AIM OF THE EXERCISE =
Return the whole listing exactly as it stands.

— start of INFORMATION GIVEN —

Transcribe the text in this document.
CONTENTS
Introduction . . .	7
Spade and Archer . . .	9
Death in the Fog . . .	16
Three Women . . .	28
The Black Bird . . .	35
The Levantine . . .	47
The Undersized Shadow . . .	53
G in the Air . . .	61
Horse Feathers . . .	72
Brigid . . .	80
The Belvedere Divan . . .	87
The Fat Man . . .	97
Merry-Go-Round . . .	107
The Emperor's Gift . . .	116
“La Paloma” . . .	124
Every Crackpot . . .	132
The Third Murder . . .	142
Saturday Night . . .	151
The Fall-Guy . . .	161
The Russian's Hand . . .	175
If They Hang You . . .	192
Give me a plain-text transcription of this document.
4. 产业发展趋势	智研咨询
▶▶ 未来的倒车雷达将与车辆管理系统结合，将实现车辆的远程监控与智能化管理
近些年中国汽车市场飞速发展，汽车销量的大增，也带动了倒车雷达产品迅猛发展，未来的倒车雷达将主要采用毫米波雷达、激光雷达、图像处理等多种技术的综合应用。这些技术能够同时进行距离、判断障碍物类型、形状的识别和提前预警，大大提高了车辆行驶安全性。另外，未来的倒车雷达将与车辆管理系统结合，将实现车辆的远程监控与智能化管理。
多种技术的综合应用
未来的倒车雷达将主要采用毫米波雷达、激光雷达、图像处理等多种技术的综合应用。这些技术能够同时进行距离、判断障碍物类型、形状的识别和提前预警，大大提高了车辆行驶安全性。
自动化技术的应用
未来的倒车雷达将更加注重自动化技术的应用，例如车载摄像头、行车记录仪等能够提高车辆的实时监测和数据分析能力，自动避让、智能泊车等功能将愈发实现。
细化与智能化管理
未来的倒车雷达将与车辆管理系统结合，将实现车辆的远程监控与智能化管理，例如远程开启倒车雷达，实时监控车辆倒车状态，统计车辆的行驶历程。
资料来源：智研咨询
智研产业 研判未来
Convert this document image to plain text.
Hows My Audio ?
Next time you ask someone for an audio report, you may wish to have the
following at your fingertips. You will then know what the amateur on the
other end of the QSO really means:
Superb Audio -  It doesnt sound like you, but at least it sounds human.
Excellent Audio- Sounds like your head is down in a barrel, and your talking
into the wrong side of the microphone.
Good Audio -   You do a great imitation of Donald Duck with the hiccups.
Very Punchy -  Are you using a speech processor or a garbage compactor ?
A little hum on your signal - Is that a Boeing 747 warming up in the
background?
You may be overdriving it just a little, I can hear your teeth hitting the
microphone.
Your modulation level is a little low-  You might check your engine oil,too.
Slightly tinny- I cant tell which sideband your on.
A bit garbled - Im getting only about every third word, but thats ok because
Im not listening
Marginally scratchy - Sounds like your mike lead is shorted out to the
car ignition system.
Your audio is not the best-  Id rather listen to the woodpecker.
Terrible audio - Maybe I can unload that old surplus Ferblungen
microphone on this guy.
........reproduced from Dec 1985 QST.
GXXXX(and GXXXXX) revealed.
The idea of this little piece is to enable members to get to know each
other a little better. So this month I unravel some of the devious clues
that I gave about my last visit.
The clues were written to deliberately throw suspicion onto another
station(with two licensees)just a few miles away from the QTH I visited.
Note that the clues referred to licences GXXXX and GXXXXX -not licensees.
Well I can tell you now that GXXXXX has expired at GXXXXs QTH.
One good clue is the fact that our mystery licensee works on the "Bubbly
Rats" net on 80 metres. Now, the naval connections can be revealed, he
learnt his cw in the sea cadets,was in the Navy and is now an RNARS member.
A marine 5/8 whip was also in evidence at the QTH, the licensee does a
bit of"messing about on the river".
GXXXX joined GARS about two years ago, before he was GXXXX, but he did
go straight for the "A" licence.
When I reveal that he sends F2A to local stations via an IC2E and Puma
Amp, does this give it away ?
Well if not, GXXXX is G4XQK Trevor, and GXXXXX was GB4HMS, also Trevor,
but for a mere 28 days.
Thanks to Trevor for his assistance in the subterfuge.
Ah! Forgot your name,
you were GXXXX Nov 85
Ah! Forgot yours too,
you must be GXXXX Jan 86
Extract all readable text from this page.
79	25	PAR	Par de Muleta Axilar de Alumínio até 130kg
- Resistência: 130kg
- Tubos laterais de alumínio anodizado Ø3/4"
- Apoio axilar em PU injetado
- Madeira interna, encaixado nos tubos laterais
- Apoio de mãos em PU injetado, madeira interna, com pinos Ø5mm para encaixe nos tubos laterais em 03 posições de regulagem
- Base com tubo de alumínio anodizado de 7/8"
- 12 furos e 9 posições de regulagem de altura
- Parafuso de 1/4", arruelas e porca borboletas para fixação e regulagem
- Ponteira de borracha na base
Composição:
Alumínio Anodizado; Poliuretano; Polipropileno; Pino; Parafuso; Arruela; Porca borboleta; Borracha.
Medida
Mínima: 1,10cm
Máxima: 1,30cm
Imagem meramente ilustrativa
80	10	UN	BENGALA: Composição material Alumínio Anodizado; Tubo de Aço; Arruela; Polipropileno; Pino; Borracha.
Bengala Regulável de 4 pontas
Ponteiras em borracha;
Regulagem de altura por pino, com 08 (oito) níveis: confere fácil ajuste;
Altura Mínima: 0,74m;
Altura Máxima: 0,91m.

— end of INFORMATION GIVEN —

RESULT BELOW =
Transcribe the text in this document.
CONTENTS
Introduction . . .	7
Spade and Archer . . .	9
Death in the Fog . . .	16
Three Women . . .	28
The Black Bird . . .	35
The Levantine . . .	47
The Undersized Shadow . . .	53
G in the Air . . .	61
Horse Feathers . . .	72
Brigid . . .	80
The Belvedere Divan . . .	87
The Fat Man . . .	97
Merry-Go-Round . . .	107
The Emperor's Gift . . .	116
“La Paloma” . . .	124
Every Crackpot . . .	132
The Third Murder . . .	142
Saturday Night . . .	151
The Fall-Guy . . .	161
The Russian's Hand . . .	175
If They Hang You . . .	192
Give me a plain-text transcription of this document.
4. 产业发展趋势	智研咨询
▶▶ 未来的倒车雷达将与车辆管理系统结合，将实现车辆的远程监控与智能化管理
近些年中国汽车市场飞速发展，汽车销量的大增，也带动了倒车雷达产品迅猛发展，未来的倒车雷达将主要采用毫米波雷达、激光雷达、图像处理等多种技术的综合应用。这些技术能够同时进行距离、判断障碍物类型、形状的识别和提前预警，大大提高了车辆行驶安全性。另外，未来的倒车雷达将与车辆管理系统结合，将实现车辆的远程监控与智能化管理。
多种技术的综合应用
未来的倒车雷达将主要采用毫米波雷达、激光雷达、图像处理等多种技术的综合应用。这些技术能够同时进行距离、判断障碍物类型、形状的识别和提前预警，大大提高了车辆行驶安全性。
自动化技术的应用
未来的倒车雷达将更加注重自动化技术的应用，例如车载摄像头、行车记录仪等能够提高车辆的实时监测和数据分析能力，自动避让、智能泊车等功能将愈发实现。
细化与智能化管理
未来的倒车雷达将与车辆管理系统结合，将实现车辆的远程监控与智能化管理，例如远程开启倒车雷达，实时监控车辆倒车状态，统计车辆的行驶历程。
资料来源：智研咨询
智研产业 研判未来
Convert this document image to plain text.
Hows My Audio ?
Next time you ask someone for an audio report, you may wish to have the
following at your fingertips. You will then know what the amateur on the
other end of the QSO really means:
Superb Audio -  It doesnt sound like you, but at least it sounds human.
Excellent Audio- Sounds like your head is down in a barrel, and your talking
into the wrong side of the microphone.
Good Audio -   You do a great imitation of Donald Duck with the hiccups.
Very Punchy -  Are you using a speech processor or a garbage compactor ?
A little hum on your signal - Is that a Boeing 747 warming up in the
background?
You may be overdriving it just a little, I can hear your teeth hitting the
microphone.
Your modulation level is a little low-  You might check your engine oil,too.
Slightly tinny- I cant tell which sideband your on.
A bit garbled - Im getting only about every third word, but thats ok because
Im not listening
Marginally scratchy - Sounds like your mike lead is shorted out to the
car ignition system.
Your audio is not the best-  Id rather listen to the woodpecker.
Terrible audio - Maybe I can unload that old surplus Ferblungen
microphone on this guy.
........reproduced from Dec 1985 QST.
GXXXX(and GXXXXX) revealed.
The idea of this little piece is to enable members to get to know each
other a little better. So this month I unravel some of the devious clues
that I gave about my last visit.
The clues were written to deliberately throw suspicion onto another
station(with two licensees)just a few miles away from the QTH I visited.
Note that the clues referred to licences GXXXX and GXXXXX -not licensees.
Well I can tell you now that GXXXXX has expired at GXXXXs QTH.
One good clue is the fact that our mystery licensee works on the "Bubbly
Rats" net on 80 metres. Now, the naval connections can be revealed, he
learnt his cw in the sea cadets,was in the Navy and is now an RNARS member.
A marine 5/8 whip was also in evidence at the QTH, the licensee does a
bit of"messing about on the river".
GXXXX joined GARS about two years ago, before he was GXXXX, but he did
go straight for the "A" licence.
When I reveal that he sends F2A to local stations via an IC2E and Puma
Amp, does this give it away ?
Well if not, GXXXX is G4XQK Trevor, and GXXXXX was GB4HMS, also Trevor,
but for a mere 28 days.
Thanks to Trevor for his assistance in the subterfuge.
Ah! Forgot your name,
you were GXXXX Nov 85
Ah! Forgot yours too,
you must be GXXXX Jan 86
Extract all readable text from this page.
79	25	PAR	Par de Muleta Axilar de Alumínio até 130kg
- Resistência: 130kg
- Tubos laterais de alumínio anodizado Ø3/4"
- Apoio axilar em PU injetado
- Madeira interna, encaixado nos tubos laterais
- Apoio de mãos em PU injetado, madeira interna, com pinos Ø5mm para encaixe nos tubos laterais em 03 posições de regulagem
- Base com tubo de alumínio anodizado de 7/8"
- 12 furos e 9 posições de regulagem de altura
- Parafuso de 1/4", arruelas e porca borboletas para fixação e regulagem
- Ponteira de borracha na base
Composição:
Alumínio Anodizado; Poliuretano; Polipropileno; Pino; Parafuso; Arruela; Porca borboleta; Borracha.
Medida
Mínima: 1,10cm
Máxima: 1,30cm
Imagem meramente ilustrativa
80	10	UN	BENGALA: Composição material Alumínio Anodizado; Tubo de Aço; Arruela; Polipropileno; Pino; Borracha.
Bengala Regulável de 4 pontas
Ponteiras em borracha;
Regulagem de altura por pino, com 08 (oito) níveis: confere fácil ajuste;
Altura Mínima: 0,74m;
Altura Máxima: 0,91m.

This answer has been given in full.